■ **Task objective**
Collect all lines below with the string "color".

■ **Raw data**
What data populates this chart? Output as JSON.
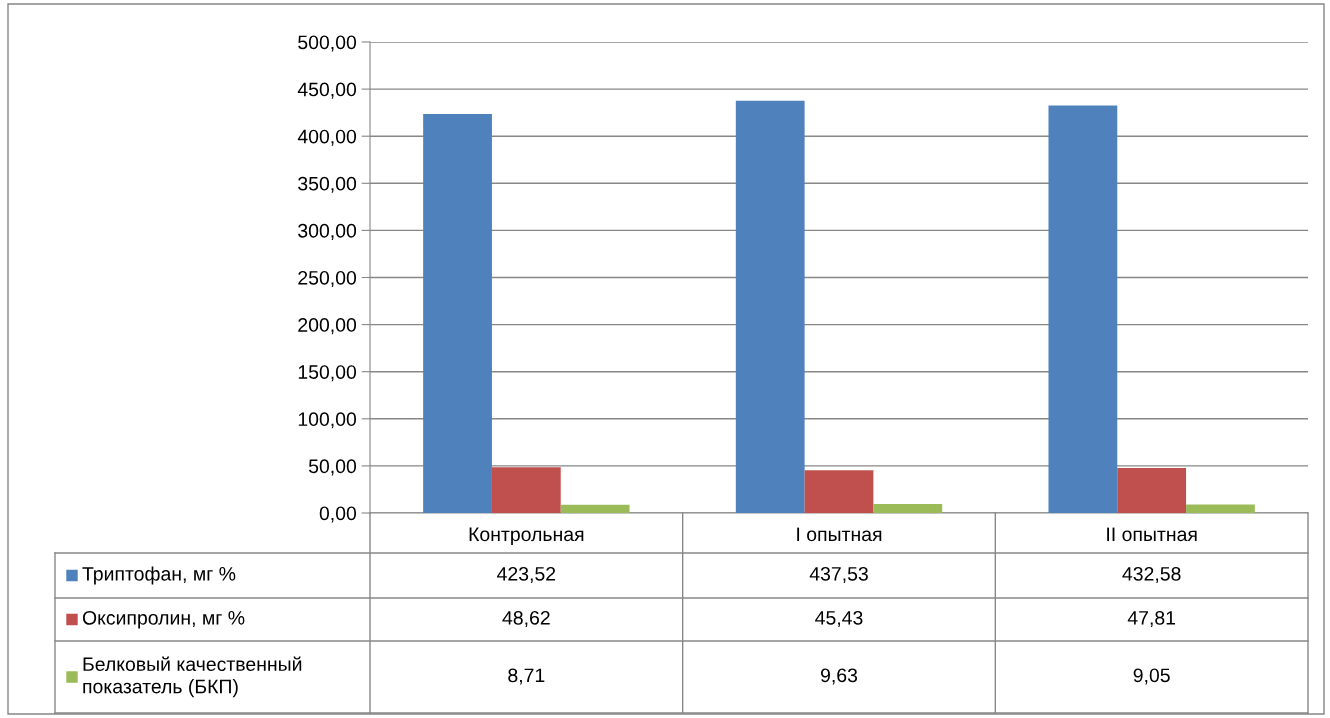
{
  "chart_data": {
    "type": "bar",
    "categories": [
      "Контрольная",
      "I опытная",
      "II опытная"
    ],
    "series": [
      {
        "name": "Триптофан, мг %",
        "color": "#4f81bd",
        "values": [
          423.52,
          437.53,
          432.58
        ],
        "value_labels": [
          "423,52",
          "437,53",
          "432,58"
        ]
      },
      {
        "name": "Оксипролин, мг %",
        "color": "#c0504d",
        "values": [
          48.62,
          45.43,
          47.81
        ],
        "value_labels": [
          "48,62",
          "45,43",
          "47,81"
        ]
      },
      {
        "name": "Белковый качественный\nпоказатель (БКП)",
        "color": "#9bbb59",
        "values": [
          8.71,
          9.63,
          9.05
        ],
        "value_labels": [
          "8,71",
          "9,63",
          "9,05"
        ]
      }
    ],
    "ylim": [
      0,
      500
    ],
    "yticks": [
      {
        "value": 0,
        "label": "0,00"
      },
      {
        "value": 50,
        "label": "50,00"
      },
      {
        "value": 100,
        "label": "100,00"
      },
      {
        "value": 150,
        "label": "150,00"
      },
      {
        "value": 200,
        "label": "200,00"
      },
      {
        "value": 250,
        "label": "250,00"
      },
      {
        "value": 300,
        "label": "300,00"
      },
      {
        "value": 350,
        "label": "350,00"
      },
      {
        "value": 400,
        "label": "400,00"
      },
      {
        "value": 450,
        "label": "450,00"
      },
      {
        "value": 500,
        "label": "500,00"
      }
    ],
    "grid": "y",
    "legend": "bottom"
  }
}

■ **Correct answer**
        "color": "#4f81bd",
        "color": "#c0504d",
        "color": "#9bbb59",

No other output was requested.